Stored data:
====

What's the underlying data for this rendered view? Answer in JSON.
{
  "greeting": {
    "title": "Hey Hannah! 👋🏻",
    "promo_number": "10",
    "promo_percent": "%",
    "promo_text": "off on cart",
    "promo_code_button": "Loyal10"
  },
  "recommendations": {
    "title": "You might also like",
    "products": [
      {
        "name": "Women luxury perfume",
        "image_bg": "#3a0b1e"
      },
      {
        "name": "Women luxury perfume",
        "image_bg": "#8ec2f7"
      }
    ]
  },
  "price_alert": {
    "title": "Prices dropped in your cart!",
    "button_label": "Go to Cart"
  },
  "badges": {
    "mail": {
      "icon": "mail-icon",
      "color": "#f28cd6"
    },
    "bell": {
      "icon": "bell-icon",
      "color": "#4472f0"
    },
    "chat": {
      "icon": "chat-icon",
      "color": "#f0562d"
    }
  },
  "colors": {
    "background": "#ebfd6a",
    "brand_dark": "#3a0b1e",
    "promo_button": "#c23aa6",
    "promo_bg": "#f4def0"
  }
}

====

**Exercise details:** Retype all of the data shown above, word for word.

**The answer:**
What's the underlying data for this rendered view? Answer in JSON.
{
  "greeting": {
    "title": "Hey Hannah! 👋🏻",
    "promo_number": "10",
    "promo_percent": "%",
    "promo_text": "off on cart",
    "promo_code_button": "Loyal10"
  },
  "recommendations": {
    "title": "You might also like",
    "products": [
      {
        "name": "Women luxury perfume",
        "image_bg": "#3a0b1e"
      },
      {
        "name": "Women luxury perfume",
        "image_bg": "#8ec2f7"
      }
    ]
  },
  "price_alert": {
    "title": "Prices dropped in your cart!",
    "button_label": "Go to Cart"
  },
  "badges": {
    "mail": {
      "icon": "mail-icon",
      "color": "#f28cd6"
    },
    "bell": {
      "icon": "bell-icon",
      "color": "#4472f0"
    },
    "chat": {
      "icon": "chat-icon",
      "color": "#f0562d"
    }
  },
  "colors": {
    "background": "#ebfd6a",
    "brand_dark": "#3a0b1e",
    "promo_button": "#c23aa6",
    "promo_bg": "#f4def0"
  }
}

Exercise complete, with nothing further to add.